» Short problem
Skip the pictures. Reproduce all other material exactly.

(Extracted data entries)
····················

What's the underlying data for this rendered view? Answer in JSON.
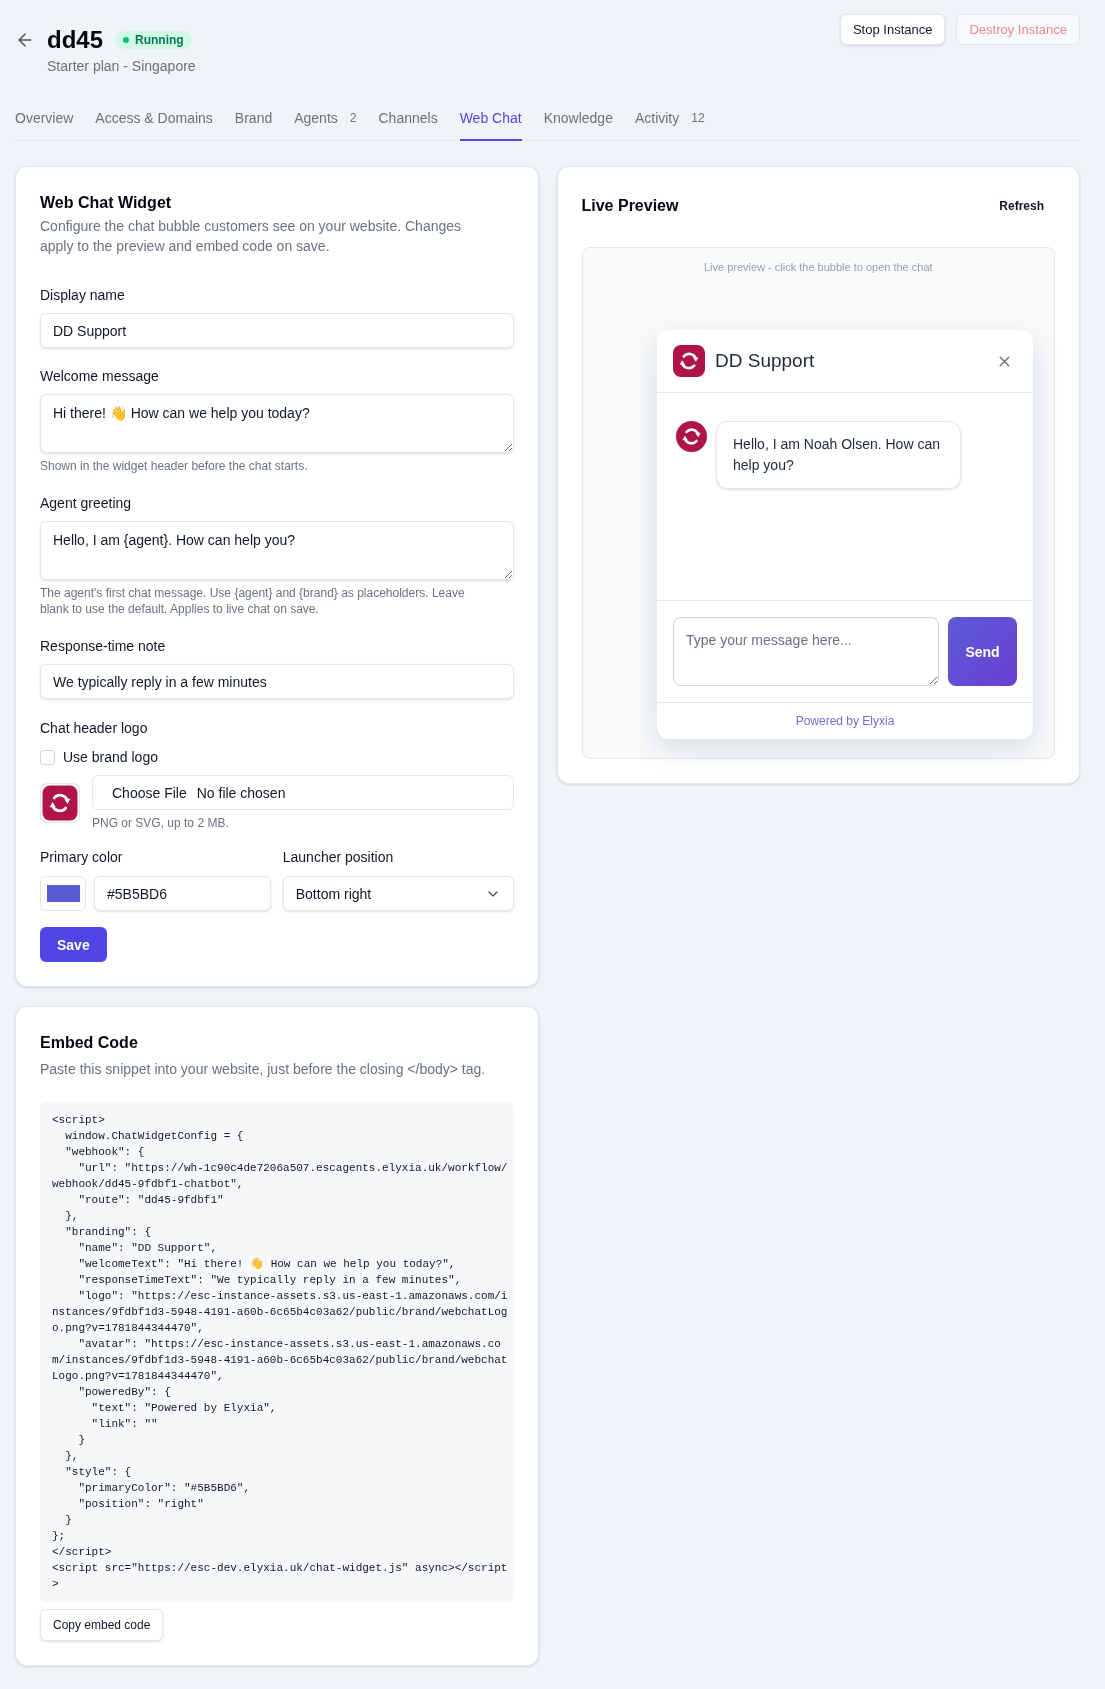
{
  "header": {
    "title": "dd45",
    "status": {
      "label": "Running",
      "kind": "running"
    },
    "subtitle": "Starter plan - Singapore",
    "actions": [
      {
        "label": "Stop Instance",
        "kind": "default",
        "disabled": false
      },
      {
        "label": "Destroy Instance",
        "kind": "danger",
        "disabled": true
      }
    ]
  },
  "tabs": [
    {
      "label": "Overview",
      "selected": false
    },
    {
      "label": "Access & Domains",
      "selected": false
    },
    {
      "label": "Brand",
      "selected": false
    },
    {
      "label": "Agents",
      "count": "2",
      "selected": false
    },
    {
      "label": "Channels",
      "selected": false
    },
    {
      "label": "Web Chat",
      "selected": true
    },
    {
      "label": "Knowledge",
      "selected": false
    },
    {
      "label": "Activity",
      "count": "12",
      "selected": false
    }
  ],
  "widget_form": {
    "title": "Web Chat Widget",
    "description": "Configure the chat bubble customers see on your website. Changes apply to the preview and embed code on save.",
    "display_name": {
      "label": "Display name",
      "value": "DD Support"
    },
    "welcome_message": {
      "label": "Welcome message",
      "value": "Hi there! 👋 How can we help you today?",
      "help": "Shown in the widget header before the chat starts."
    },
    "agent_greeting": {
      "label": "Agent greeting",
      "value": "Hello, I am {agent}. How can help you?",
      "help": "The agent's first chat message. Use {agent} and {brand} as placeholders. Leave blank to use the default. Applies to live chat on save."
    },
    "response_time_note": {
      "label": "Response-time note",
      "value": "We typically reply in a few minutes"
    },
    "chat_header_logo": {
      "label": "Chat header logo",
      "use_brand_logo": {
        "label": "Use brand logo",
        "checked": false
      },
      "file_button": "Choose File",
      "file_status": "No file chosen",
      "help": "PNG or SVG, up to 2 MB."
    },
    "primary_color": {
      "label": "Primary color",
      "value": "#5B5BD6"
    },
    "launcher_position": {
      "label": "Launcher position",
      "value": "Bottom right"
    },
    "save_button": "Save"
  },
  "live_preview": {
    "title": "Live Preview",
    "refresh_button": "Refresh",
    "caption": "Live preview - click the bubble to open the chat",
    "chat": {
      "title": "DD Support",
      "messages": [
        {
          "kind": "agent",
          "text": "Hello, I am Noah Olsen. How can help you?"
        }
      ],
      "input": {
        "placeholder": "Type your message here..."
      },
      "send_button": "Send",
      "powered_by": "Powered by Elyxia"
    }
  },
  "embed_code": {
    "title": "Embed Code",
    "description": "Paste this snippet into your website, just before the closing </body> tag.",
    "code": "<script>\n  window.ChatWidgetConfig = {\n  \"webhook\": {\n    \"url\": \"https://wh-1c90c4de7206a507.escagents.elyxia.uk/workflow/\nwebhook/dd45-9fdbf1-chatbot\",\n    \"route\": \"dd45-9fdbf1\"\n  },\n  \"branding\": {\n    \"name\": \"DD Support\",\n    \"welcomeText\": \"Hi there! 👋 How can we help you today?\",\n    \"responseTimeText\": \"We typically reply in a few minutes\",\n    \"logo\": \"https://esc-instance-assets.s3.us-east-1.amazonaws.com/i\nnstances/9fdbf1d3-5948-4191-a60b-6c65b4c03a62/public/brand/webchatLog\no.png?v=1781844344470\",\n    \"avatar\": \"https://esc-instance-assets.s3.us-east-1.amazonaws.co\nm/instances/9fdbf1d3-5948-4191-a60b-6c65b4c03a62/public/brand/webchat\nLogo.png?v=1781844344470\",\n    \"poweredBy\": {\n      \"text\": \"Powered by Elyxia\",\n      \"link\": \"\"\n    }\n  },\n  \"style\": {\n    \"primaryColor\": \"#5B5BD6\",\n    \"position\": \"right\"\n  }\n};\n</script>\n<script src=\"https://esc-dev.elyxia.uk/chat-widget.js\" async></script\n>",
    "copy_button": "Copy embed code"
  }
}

····················

» Written reply
What's the underlying data for this rendered view? Answer in JSON.
{
  "header": {
    "title": "dd45",
    "status": {
      "label": "Running",
      "kind": "running"
    },
    "subtitle": "Starter plan - Singapore",
    "actions": [
      {
        "label": "Stop Instance",
        "kind": "default",
        "disabled": false
      },
      {
        "label": "Destroy Instance",
        "kind": "danger",
        "disabled": true
      }
    ]
  },
  "tabs": [
    {
      "label": "Overview",
      "selected": false
    },
    {
      "label": "Access & Domains",
      "selected": false
    },
    {
      "label": "Brand",
      "selected": false
    },
    {
      "label": "Agents",
      "count": "2",
      "selected": false
    },
    {
      "label": "Channels",
      "selected": false
    },
    {
      "label": "Web Chat",
      "selected": true
    },
    {
      "label": "Knowledge",
      "selected": false
    },
    {
      "label": "Activity",
      "count": "12",
      "selected": false
    }
  ],
  "widget_form": {
    "title": "Web Chat Widget",
    "description": "Configure the chat bubble customers see on your website. Changes apply to the preview and embed code on save.",
    "display_name": {
      "label": "Display name",
      "value": "DD Support"
    },
    "welcome_message": {
      "label": "Welcome message",
      "value": "Hi there! 👋 How can we help you today?",
      "help": "Shown in the widget header before the chat starts."
    },
    "agent_greeting": {
      "label": "Agent greeting",
      "value": "Hello, I am {agent}. How can help you?",
      "help": "The agent's first chat message. Use {agent} and {brand} as placeholders. Leave blank to use the default. Applies to live chat on save."
    },
    "response_time_note": {
      "label": "Response-time note",
      "value": "We typically reply in a few minutes"
    },
    "chat_header_logo": {
      "label": "Chat header logo",
      "use_brand_logo": {
        "label": "Use brand logo",
        "checked": false
      },
      "file_button": "Choose File",
      "file_status": "No file chosen",
      "help": "PNG or SVG, up to 2 MB."
    },
    "primary_color": {
      "label": "Primary color",
      "value": "#5B5BD6"
    },
    "launcher_position": {
      "label": "Launcher position",
      "value": "Bottom right"
    },
    "save_button": "Save"
  },
  "live_preview": {
    "title": "Live Preview",
    "refresh_button": "Refresh",
    "caption": "Live preview - click the bubble to open the chat",
    "chat": {
      "title": "DD Support",
      "messages": [
        {
          "kind": "agent",
          "text": "Hello, I am Noah Olsen. How can help you?"
        }
      ],
      "input": {
        "placeholder": "Type your message here..."
      },
      "send_button": "Send",
      "powered_by": "Powered by Elyxia"
    }
  },
  "embed_code": {
    "title": "Embed Code",
    "description": "Paste this snippet into your website, just before the closing </body> tag.",
    "code": "<script>\n  window.ChatWidgetConfig = {\n  \"webhook\": {\n    \"url\": \"https://wh-1c90c4de7206a507.escagents.elyxia.uk/workflow/\nwebhook/dd45-9fdbf1-chatbot\",\n    \"route\": \"dd45-9fdbf1\"\n  },\n  \"branding\": {\n    \"name\": \"DD Support\",\n    \"welcomeText\": \"Hi there! 👋 How can we help you today?\",\n    \"responseTimeText\": \"We typically reply in a few minutes\",\n    \"logo\": \"https://esc-instance-assets.s3.us-east-1.amazonaws.com/i\nnstances/9fdbf1d3-5948-4191-a60b-6c65b4c03a62/public/brand/webchatLog\no.png?v=1781844344470\",\n    \"avatar\": \"https://esc-instance-assets.s3.us-east-1.amazonaws.co\nm/instances/9fdbf1d3-5948-4191-a60b-6c65b4c03a62/public/brand/webchat\nLogo.png?v=1781844344470\",\n    \"poweredBy\": {\n      \"text\": \"Powered by Elyxia\",\n      \"link\": \"\"\n    }\n  },\n  \"style\": {\n    \"primaryColor\": \"#5B5BD6\",\n    \"position\": \"right\"\n  }\n};\n</script>\n<script src=\"https://esc-dev.elyxia.uk/chat-widget.js\" async></script\n>",
    "copy_button": "Copy embed code"
  }
}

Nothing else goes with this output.